* Exercise task A
Please revise the Lung case passage starting at "How painful to" and ending at "kindness and protection.", replacing "sot" with "drunkard".

* Page

The next morning, Lucy asked Peter to look at her eye, complaining that "she could hardly see out of it." Upon examination, he found her eye "very much" swollen, as was her neck, which "appeared bruised." Lucy also protested that her side hurt where Peter had kicked her the day before. Peter apologized again, and tried to make her comfortable, but Lucy remained boisterous and "fretful during the whole course of the day." Nursing her injuries by keeping "herself in a state of intoxication," Lucy heaped contumely on Peter, their children, and neighbors. She brightened momentarily when Peter provided rum for her during the visit of a Mrs. Darby, who may have been Lucy's cousin ("'Why, my husband is not the worst man in the world,"' Peter quoted his wife, "'if he does have a high once in a while."'), but later continued her vituperation. Peter claimed that he went to bed on Monday night, and saw no more of his wife until he found her dead the next morning. [8]

When local authorities examined the corpse, they found it "mangled and bruised in a most shocking manner. There were nearly twenty wounds and bruises," including marks on the neck that suggested that Peter had seized Lucy "by the throat and choaked [sic] her to death." Despite Peter's protestations of innocence, testimony from Lucy's mother and other witnesses led a special superior court to conclude that her "death was occasioned by violence and repeated blows upon her head and body given by the hand of her husband, Peter Lung, in the course of yesterday and last night." Lung won a second trial by petitioning the legislature, but "so irresistible was the evidence, that notwithstanding the impression made in his favor by the interposition of the legislature....[the jury] did not hesitate to bring in a verdict of guilty." [9]

Once condemned and in prison awaiting execution, Peter received visits from local ministers eager to prevent him from meeting death impenitent. Under their influence, Peter repented, accepted Christianity, and wrote apologetic letters to his mother, mother-in-law, and children. [10] These letters, in conjunction with the other published material on the crime, provide a window on conflicting ideas about gender and its relationship to violence and intemperance. Peter's account of his wife's character and drinking habits differed markedly from those offered by the religious and legal establishment. Certainly, all parties agreed on the pernicious effects of intemperance, and its tendency to promote domestic violence and discord. But on issues of blame, responsibility, and the moral nature of the sexes, important contrasts emerged.

In published accounts and documents, the authorities portrayed Lucy Lung as the pitiable victim of her husband's drunkenness and violence. Judge Zephaniah Swift forcefully evoked this image in his charge to the Grand Jury he had convened to try the Lung case. Apparently unconcerned about prejudicing those impaneled against the accused, Swift emphasized that "drunkenness is no excuse for the commission of a crime." Moreover, he reminded the jury, excessive drinking "(the prevailing vice and the deepest disgrace of our country)" constituted a major source of violence and domestic misery:

How painful to behold in a family once happy, the father become a sot; the mother in tears, and the children lamenting or imitating the vices of the parent.... Imagine the torture and distress of his wife and children. Alas! the monster dips his hands in the blood of those who have the strongest claim on his kindness and protection.

* Exercise task B
Express the records, starting at the line that contains "svg-text:6. Những thay" and ending at the last line of the records, as a Markdown table with the columns Row and Line. Number each row and leave out blank lines.

* Records to use
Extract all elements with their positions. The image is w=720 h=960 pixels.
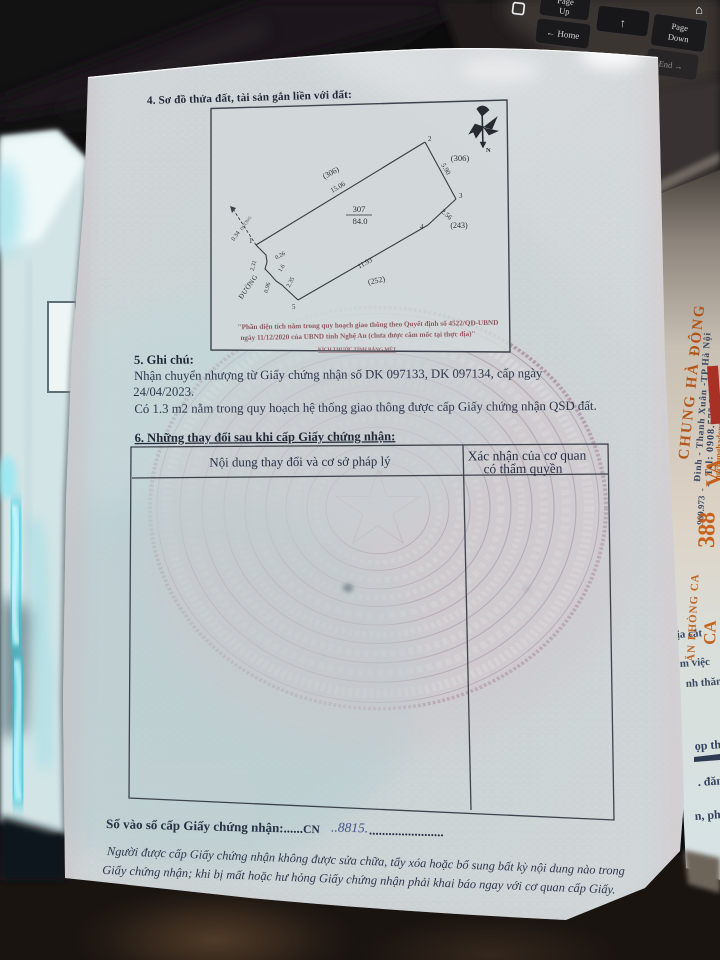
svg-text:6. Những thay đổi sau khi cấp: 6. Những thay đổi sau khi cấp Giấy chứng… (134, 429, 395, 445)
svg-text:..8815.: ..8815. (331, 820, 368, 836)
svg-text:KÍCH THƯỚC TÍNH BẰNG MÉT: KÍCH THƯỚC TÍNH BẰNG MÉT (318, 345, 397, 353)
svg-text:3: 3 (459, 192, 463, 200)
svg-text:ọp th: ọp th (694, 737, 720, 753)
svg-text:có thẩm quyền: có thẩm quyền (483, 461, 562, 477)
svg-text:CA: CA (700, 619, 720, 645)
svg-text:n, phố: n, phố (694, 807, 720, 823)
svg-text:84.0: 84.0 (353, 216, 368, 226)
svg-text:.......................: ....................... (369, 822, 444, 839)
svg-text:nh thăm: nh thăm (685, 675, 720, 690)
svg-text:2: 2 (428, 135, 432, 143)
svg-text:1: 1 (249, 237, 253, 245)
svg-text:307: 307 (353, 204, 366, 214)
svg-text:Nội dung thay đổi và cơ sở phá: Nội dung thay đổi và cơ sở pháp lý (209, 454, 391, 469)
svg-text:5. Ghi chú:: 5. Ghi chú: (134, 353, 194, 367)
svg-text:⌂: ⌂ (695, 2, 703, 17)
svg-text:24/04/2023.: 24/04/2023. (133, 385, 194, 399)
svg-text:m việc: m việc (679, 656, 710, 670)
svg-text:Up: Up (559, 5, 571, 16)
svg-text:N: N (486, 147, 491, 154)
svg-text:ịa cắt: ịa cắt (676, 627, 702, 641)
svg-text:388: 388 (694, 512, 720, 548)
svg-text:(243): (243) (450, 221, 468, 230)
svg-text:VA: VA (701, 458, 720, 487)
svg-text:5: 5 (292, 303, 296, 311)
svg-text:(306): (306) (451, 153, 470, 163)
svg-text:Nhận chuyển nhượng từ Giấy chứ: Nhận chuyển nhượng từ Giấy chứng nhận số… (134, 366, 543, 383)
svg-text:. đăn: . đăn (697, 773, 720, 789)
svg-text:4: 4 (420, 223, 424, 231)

* Correct output A
How painful to behold in a family once happy, the father become a drunkard; the mother in tears, and the children lamenting or imitating the vices of the parent.... Imagine the torture and distress of his wife and children. Alas! the monster dips his hands in the blood of those who have the strongest claim on his kindness and protection.

* Correct output B
| Row | Line |
|---|---|
| 1 | svg-text:6. Những thay đổi sau khi cấp: 6. Những thay đổi sau khi cấp Giấy chứng… (134, 429, 395, 445) |
| 2 | svg-text:..8815.: ..8815. (331, 820, 368, 836) |
| 3 | svg-text:KÍCH THƯỚC TÍNH BẰNG MÉT: KÍCH THƯỚC TÍNH BẰNG MÉT (318, 345, 397, 353) |
| 4 | svg-text:3: 3 (459, 192, 463, 200) |
| 5 | svg-text:ọp th: ọp th (694, 737, 720, 753) |
| 6 | svg-text:có thẩm quyền: có thẩm quyền (483, 461, 562, 477) |
| 7 | svg-text:CA: CA (700, 619, 720, 645) |
| 8 | svg-text:n, phố: n, phố (694, 807, 720, 823) |
| 9 | svg-text:84.0: 84.0 (353, 216, 368, 226) |
| 10 | svg-text:.......................: ....................... (369, 822, 444, 839) |
| 11 | svg-text:nh thăm: nh thăm (685, 675, 720, 690) |
| 12 | svg-text:2: 2 (428, 135, 432, 143) |
| 13 | svg-text:1: 1 (249, 237, 253, 245) |
| 14 | svg-text:307: 307 (353, 204, 366, 214) |
| 15 | svg-text:Nội dung thay đổi và cơ sở phá: Nội dung thay đổi và cơ sở pháp lý (209, 454, 391, 469) |
| 16 | svg-text:5. Ghi chú:: 5. Ghi chú: (134, 353, 194, 367) |
| 17 | svg-text:⌂: ⌂ (695, 2, 703, 17) |
| 18 | svg-text:24/04/2023.: 24/04/2023. (133, 385, 194, 399) |
| 19 | svg-text:m việc: m việc (679, 656, 710, 670) |
| 20 | svg-text:Up: Up (559, 5, 571, 16) |
| 21 | svg-text:N: N (486, 147, 491, 154) |
| 22 | svg-text:ịa cắt: ịa cắt (676, 627, 702, 641) |
| 23 | svg-text:388: 388 (694, 512, 720, 548) |
| 24 | svg-text:(243): (243) (450, 221, 468, 230) |
| 25 | svg-text:VA: VA (701, 458, 720, 487) |
| 26 | svg-text:5: 5 (292, 303, 296, 311) |
| 27 | svg-text:(306): (306) (451, 153, 470, 163) |
| 28 | svg-text:Nhận chuyển nhượng từ Giấy chứ: Nhận chuyển nhượng từ Giấy chứng nhận số… (134, 366, 543, 383) |
| 29 | svg-text:. đăn: . đăn (697, 773, 720, 789) |
| 30 | svg-text:4: 4 (420, 223, 424, 231) |